Work to be completed: Images should be left out, and everything else in the listing reproduced exactly.

Provided information:
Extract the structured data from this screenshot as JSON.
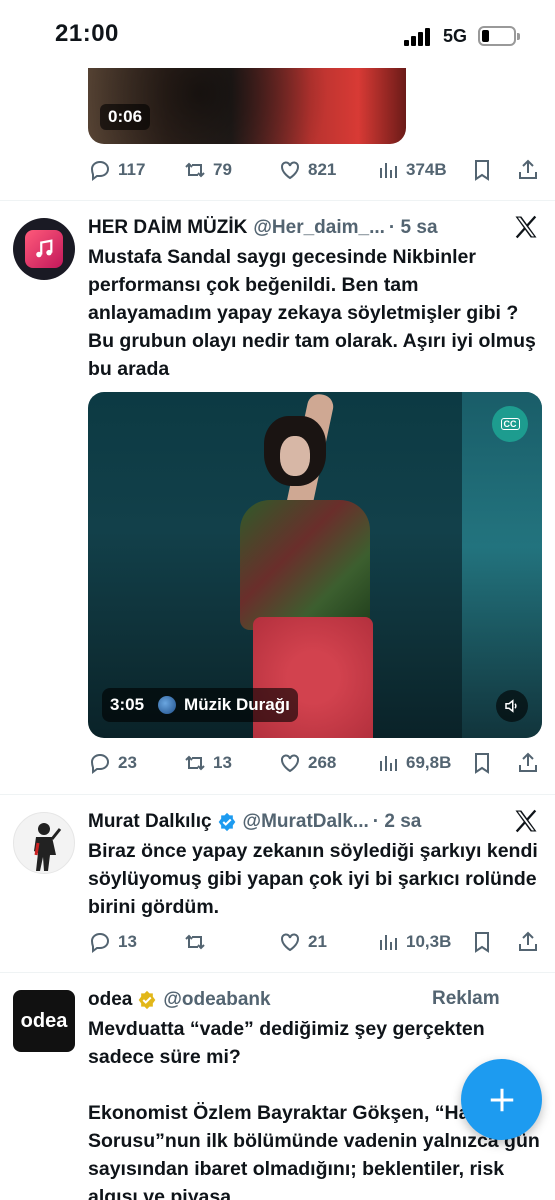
{
  "status_bar": {
    "time": "21:00",
    "network": "5G"
  },
  "top_tweet": {
    "video_duration": "0:06",
    "replies": "117",
    "retweets": "79",
    "likes": "821",
    "views": "374B"
  },
  "tweet1": {
    "display_name": "HER DAİM MÜZİK",
    "handle": "@Her_daim_...",
    "time": "· 5 sa",
    "text": "Mustafa Sandal saygı gecesinde Nikbinler performansı çok beğenildi. Ben tam anlayamadım yapay zekaya söyletmişler gibi ? Bu grubun olayı nedir tam olarak. Aşırı iyi olmuş bu arada",
    "video_duration": "3:05",
    "video_source": "Müzik Durağı",
    "cc_label": "CC",
    "replies": "23",
    "retweets": "13",
    "likes": "268",
    "views": "69,8B"
  },
  "tweet2": {
    "display_name": "Murat Dalkılıç",
    "handle": "@MuratDalk...",
    "time": "· 2 sa",
    "text": "Biraz önce yapay zekanın söylediği şarkıyı kendi söylüyomuş gibi yapan çok iyi bi şarkıcı rolünde birini gördüm.",
    "replies": "13",
    "retweets": "",
    "likes": "21",
    "views": "10,3B"
  },
  "ad_tweet": {
    "display_name": "odea",
    "handle": "@odeabank",
    "ad_label": "Reklam",
    "logo_text": "odea",
    "text_1": "Mevduatta “vade” dediğimiz şey gerçekten sadece süre mi?",
    "text_2": "Ekonomist Özlem Bayraktar Gökşen, “Haftanın Sorusu”nun ilk bölümünde vadenin yalnızca gün sayısından ibaret olmadığını; beklentiler, risk algısı ve piyasa"
  },
  "colors": {
    "accent": "#1d9bf0",
    "text": "#0f1419",
    "muted": "#536471",
    "verified_gold": "#e2b719"
  },
  "icons": [
    "reply-icon",
    "retweet-icon",
    "like-icon",
    "views-icon",
    "bookmark-icon",
    "share-icon",
    "x-logo-icon",
    "verified-gold-icon",
    "verified-blue-icon",
    "music-note-icon",
    "plus-icon"
  ]
}
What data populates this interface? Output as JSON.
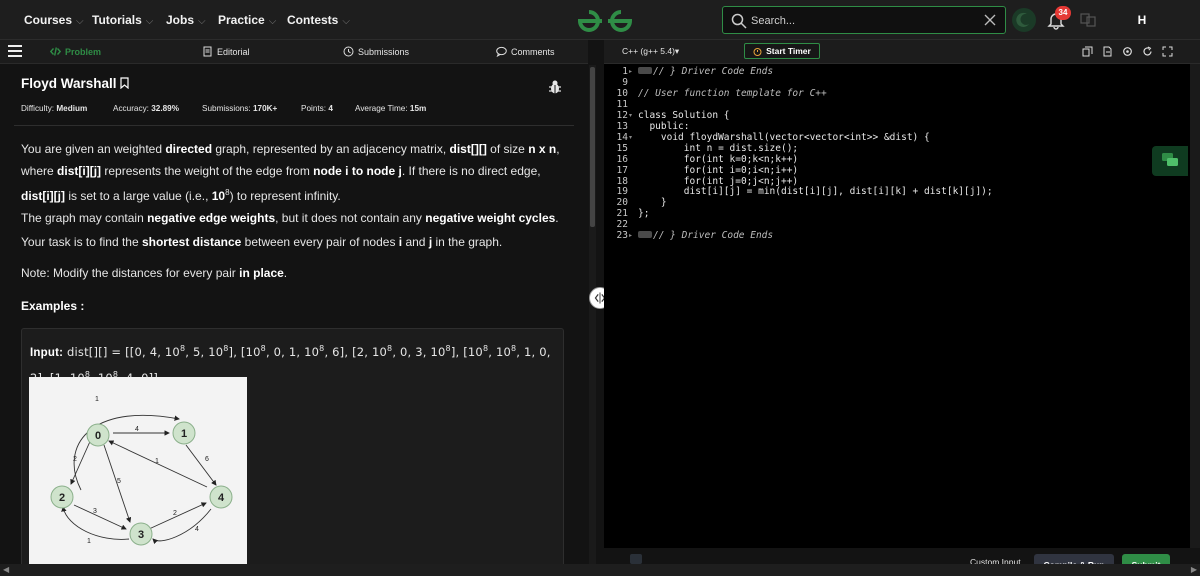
{
  "nav": {
    "items": [
      {
        "label": "Courses"
      },
      {
        "label": "Tutorials"
      },
      {
        "label": "Jobs"
      },
      {
        "label": "Practice"
      },
      {
        "label": "Contests"
      }
    ],
    "search_placeholder": "Search...",
    "notification_count": "34",
    "avatar_initial": "H"
  },
  "tabs": {
    "problem": "Problem",
    "editorial": "Editorial",
    "submissions": "Submissions",
    "comments": "Comments"
  },
  "problem": {
    "title": "Floyd Warshall",
    "difficulty_label": "Difficulty:",
    "difficulty": "Medium",
    "accuracy_label": "Accuracy:",
    "accuracy": "32.89%",
    "submissions_label": "Submissions:",
    "submissions": "170K+",
    "points_label": "Points:",
    "points": "4",
    "avg_time_label": "Average Time:",
    "avg_time": "15m",
    "examples_heading": "Examples :",
    "d1": "You are given an weighted ",
    "d1b": "directed",
    "d2": " graph, represented by an adjacency matrix, ",
    "d2b": "dist[][]",
    "d3": " of size ",
    "d3b": "n x n",
    "d4": ", where ",
    "d4b": "dist[i][j]",
    "d5": " represents the weight of the edge from ",
    "d5b": "node i to node j",
    "d6": ". If there is no direct edge, ",
    "d6b": "dist[i][j]",
    "d7": " is set to a large value (i.e., ",
    "d7b": "10",
    "d7sup": "8",
    "d8": ") to represent infinity.",
    "d9": "The graph may contain ",
    "d9b": "negative edge weights",
    "d10": ", but it does not contain any ",
    "d10b": "negative weight cycles",
    "d11": ".",
    "t1": "Your task is to find the ",
    "t1b": "shortest distance",
    "t2": " between every pair of nodes ",
    "t2b": "i",
    "t3": " and ",
    "t3b": "j",
    "t4": " in the graph.",
    "n1": "Note: Modify the distances for every pair ",
    "n1b": "in place",
    "n2": ".",
    "example_input_label": "Input:",
    "example_input_var": "dist[][] = [[0, 4, 10",
    "e_a": ", 5, 10",
    "e_b": "], [10",
    "e_c": ", 0, 1, 10",
    "e_d": ", 6], [2, 10",
    "e_e": ", 0, 3, 10",
    "e_f": "], [10",
    "e_g": ", 10",
    "e_h": ", 1, 0, 2], [1, 10",
    "e_i": ", 10",
    "e_j": ", 4, 0]]",
    "sup8": "8"
  },
  "graph": {
    "nodes": [
      "0",
      "1",
      "2",
      "3",
      "4"
    ],
    "edge_labels": [
      "1",
      "4",
      "2",
      "5",
      "1",
      "6",
      "3",
      "2",
      "4",
      "1"
    ]
  },
  "editor": {
    "language": "C++ (g++ 5.4)",
    "timer": "Start Timer",
    "lines": [
      {
        "n": "1",
        "fold": "▸",
        "chip": true,
        "text": "// } Driver Code Ends",
        "cls": "cmt"
      },
      {
        "n": "9",
        "fold": "",
        "chip": false,
        "text": "",
        "cls": ""
      },
      {
        "n": "10",
        "fold": "",
        "chip": false,
        "text": "// User function template for C++",
        "cls": "cmt"
      },
      {
        "n": "11",
        "fold": "",
        "chip": false,
        "text": "",
        "cls": ""
      },
      {
        "n": "12",
        "fold": "▾",
        "chip": false,
        "text": "class Solution {",
        "cls": ""
      },
      {
        "n": "13",
        "fold": "",
        "chip": false,
        "text": "  public:",
        "cls": ""
      },
      {
        "n": "14",
        "fold": "▾",
        "chip": false,
        "text": "    void floydWarshall(vector<vector<int>> &dist) {",
        "cls": ""
      },
      {
        "n": "15",
        "fold": "",
        "chip": false,
        "text": "        int n = dist.size();",
        "cls": ""
      },
      {
        "n": "16",
        "fold": "",
        "chip": false,
        "text": "        for(int k=0;k<n;k++)",
        "cls": ""
      },
      {
        "n": "17",
        "fold": "",
        "chip": false,
        "text": "        for(int i=0;i<n;i++)",
        "cls": ""
      },
      {
        "n": "18",
        "fold": "",
        "chip": false,
        "text": "        for(int j=0;j<n;j++)",
        "cls": ""
      },
      {
        "n": "19",
        "fold": "",
        "chip": false,
        "text": "        dist[i][j] = min(dist[i][j], dist[i][k] + dist[k][j]);",
        "cls": ""
      },
      {
        "n": "20",
        "fold": "",
        "chip": false,
        "text": "    }",
        "cls": ""
      },
      {
        "n": "21",
        "fold": "",
        "chip": false,
        "text": "};",
        "cls": ""
      },
      {
        "n": "22",
        "fold": "",
        "chip": false,
        "text": "",
        "cls": ""
      },
      {
        "n": "23",
        "fold": "▸",
        "chip": true,
        "text": "// } Driver Code Ends",
        "cls": "cmt"
      }
    ],
    "custom_input": "Custom Input",
    "compile": "Compile & Run",
    "submit": "Submit"
  },
  "colors": {
    "accent": "#2f8d46",
    "badge": "#e53935"
  }
}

Solved problem:
Extract the structured data from this screenshot as JSON.
{
  "status_bar": {
    "time": "21:00",
    "network": "5G"
  },
  "top_tweet": {
    "video_duration": "0:06",
    "replies": "117",
    "retweets": "79",
    "likes": "821",
    "views": "374B"
  },
  "tweet1": {
    "display_name": "HER DAİM MÜZİK",
    "handle": "@Her_daim_...",
    "time": "· 5 sa",
    "text": "Mustafa Sandal saygı gecesinde Nikbinler performansı çok beğenildi. Ben tam anlayamadım yapay zekaya söyletmişler gibi ? Bu grubun olayı nedir tam olarak. Aşırı iyi olmuş bu arada",
    "video_duration": "3:05",
    "video_source": "Müzik Durağı",
    "cc_label": "CC",
    "replies": "23",
    "retweets": "13",
    "likes": "268",
    "views": "69,8B"
  },
  "tweet2": {
    "display_name": "Murat Dalkılıç",
    "handle": "@MuratDalk...",
    "time": "· 2 sa",
    "text": "Biraz önce yapay zekanın söylediği şarkıyı kendi söylüyomuş gibi yapan çok iyi bi şarkıcı rolünde birini gördüm.",
    "replies": "13",
    "retweets": "",
    "likes": "21",
    "views": "10,3B"
  },
  "ad_tweet": {
    "display_name": "odea",
    "handle": "@odeabank",
    "ad_label": "Reklam",
    "logo_text": "odea",
    "text_1": "Mevduatta “vade” dediğimiz şey gerçekten sadece süre mi?",
    "text_2": "Ekonomist Özlem Bayraktar Gökşen, “Haftanın Sorusu”nun ilk bölümünde vadenin yalnızca gün sayısından ibaret olmadığını; beklentiler, risk algısı ve piyasa"
  },
  "colors": {
    "accent": "#1d9bf0",
    "text": "#0f1419",
    "muted": "#536471",
    "verified_gold": "#e2b719"
  },
  "icons": [
    "reply-icon",
    "retweet-icon",
    "like-icon",
    "views-icon",
    "bookmark-icon",
    "share-icon",
    "x-logo-icon",
    "verified-gold-icon",
    "verified-blue-icon",
    "music-note-icon",
    "plus-icon"
  ]
}
What data populates this interface? Output as JSON.
{
  "nav": {
    "items": [
      {
        "label": "Courses"
      },
      {
        "label": "Tutorials"
      },
      {
        "label": "Jobs"
      },
      {
        "label": "Practice"
      },
      {
        "label": "Contests"
      }
    ],
    "search_placeholder": "Search...",
    "notification_count": "34",
    "avatar_initial": "H"
  },
  "tabs": {
    "problem": "Problem",
    "editorial": "Editorial",
    "submissions": "Submissions",
    "comments": "Comments"
  },
  "problem": {
    "title": "Floyd Warshall",
    "difficulty_label": "Difficulty:",
    "difficulty": "Medium",
    "accuracy_label": "Accuracy:",
    "accuracy": "32.89%",
    "submissions_label": "Submissions:",
    "submissions": "170K+",
    "points_label": "Points:",
    "points": "4",
    "avg_time_label": "Average Time:",
    "avg_time": "15m",
    "examples_heading": "Examples :",
    "d1": "You are given an weighted ",
    "d1b": "directed",
    "d2": " graph, represented by an adjacency matrix, ",
    "d2b": "dist[][]",
    "d3": " of size ",
    "d3b": "n x n",
    "d4": ", where ",
    "d4b": "dist[i][j]",
    "d5": " represents the weight of the edge from ",
    "d5b": "node i to node j",
    "d6": ". If there is no direct edge, ",
    "d6b": "dist[i][j]",
    "d7": " is set to a large value (i.e., ",
    "d7b": "10",
    "d7sup": "8",
    "d8": ") to represent infinity.",
    "d9": "The graph may contain ",
    "d9b": "negative edge weights",
    "d10": ", but it does not contain any ",
    "d10b": "negative weight cycles",
    "d11": ".",
    "t1": "Your task is to find the ",
    "t1b": "shortest distance",
    "t2": " between every pair of nodes ",
    "t2b": "i",
    "t3": " and ",
    "t3b": "j",
    "t4": " in the graph.",
    "n1": "Note: Modify the distances for every pair ",
    "n1b": "in place",
    "n2": ".",
    "example_input_label": "Input:",
    "example_input_var": "dist[][] = [[0, 4, 10",
    "e_a": ", 5, 10",
    "e_b": "], [10",
    "e_c": ", 0, 1, 10",
    "e_d": ", 6], [2, 10",
    "e_e": ", 0, 3, 10",
    "e_f": "], [10",
    "e_g": ", 10",
    "e_h": ", 1, 0, 2], [1, 10",
    "e_i": ", 10",
    "e_j": ", 4, 0]]",
    "sup8": "8"
  },
  "graph": {
    "nodes": [
      "0",
      "1",
      "2",
      "3",
      "4"
    ],
    "edge_labels": [
      "1",
      "4",
      "2",
      "5",
      "1",
      "6",
      "3",
      "2",
      "4",
      "1"
    ]
  },
  "editor": {
    "language": "C++ (g++ 5.4)",
    "timer": "Start Timer",
    "lines": [
      {
        "n": "1",
        "fold": "▸",
        "chip": true,
        "text": "// } Driver Code Ends",
        "cls": "cmt"
      },
      {
        "n": "9",
        "fold": "",
        "chip": false,
        "text": "",
        "cls": ""
      },
      {
        "n": "10",
        "fold": "",
        "chip": false,
        "text": "// User function template for C++",
        "cls": "cmt"
      },
      {
        "n": "11",
        "fold": "",
        "chip": false,
        "text": "",
        "cls": ""
      },
      {
        "n": "12",
        "fold": "▾",
        "chip": false,
        "text": "class Solution {",
        "cls": ""
      },
      {
        "n": "13",
        "fold": "",
        "chip": false,
        "text": "  public:",
        "cls": ""
      },
      {
        "n": "14",
        "fold": "▾",
        "chip": false,
        "text": "    void floydWarshall(vector<vector<int>> &dist) {",
        "cls": ""
      },
      {
        "n": "15",
        "fold": "",
        "chip": false,
        "text": "        int n = dist.size();",
        "cls": ""
      },
      {
        "n": "16",
        "fold": "",
        "chip": false,
        "text": "        for(int k=0;k<n;k++)",
        "cls": ""
      },
      {
        "n": "17",
        "fold": "",
        "chip": false,
        "text": "        for(int i=0;i<n;i++)",
        "cls": ""
      },
      {
        "n": "18",
        "fold": "",
        "chip": false,
        "text": "        for(int j=0;j<n;j++)",
        "cls": ""
      },
      {
        "n": "19",
        "fold": "",
        "chip": false,
        "text": "        dist[i][j] = min(dist[i][j], dist[i][k] + dist[k][j]);",
        "cls": ""
      },
      {
        "n": "20",
        "fold": "",
        "chip": false,
        "text": "    }",
        "cls": ""
      },
      {
        "n": "21",
        "fold": "",
        "chip": false,
        "text": "};",
        "cls": ""
      },
      {
        "n": "22",
        "fold": "",
        "chip": false,
        "text": "",
        "cls": ""
      },
      {
        "n": "23",
        "fold": "▸",
        "chip": true,
        "text": "// } Driver Code Ends",
        "cls": "cmt"
      }
    ],
    "custom_input": "Custom Input",
    "compile": "Compile & Run",
    "submit": "Submit"
  },
  "colors": {
    "accent": "#2f8d46",
    "badge": "#e53935"
  }
}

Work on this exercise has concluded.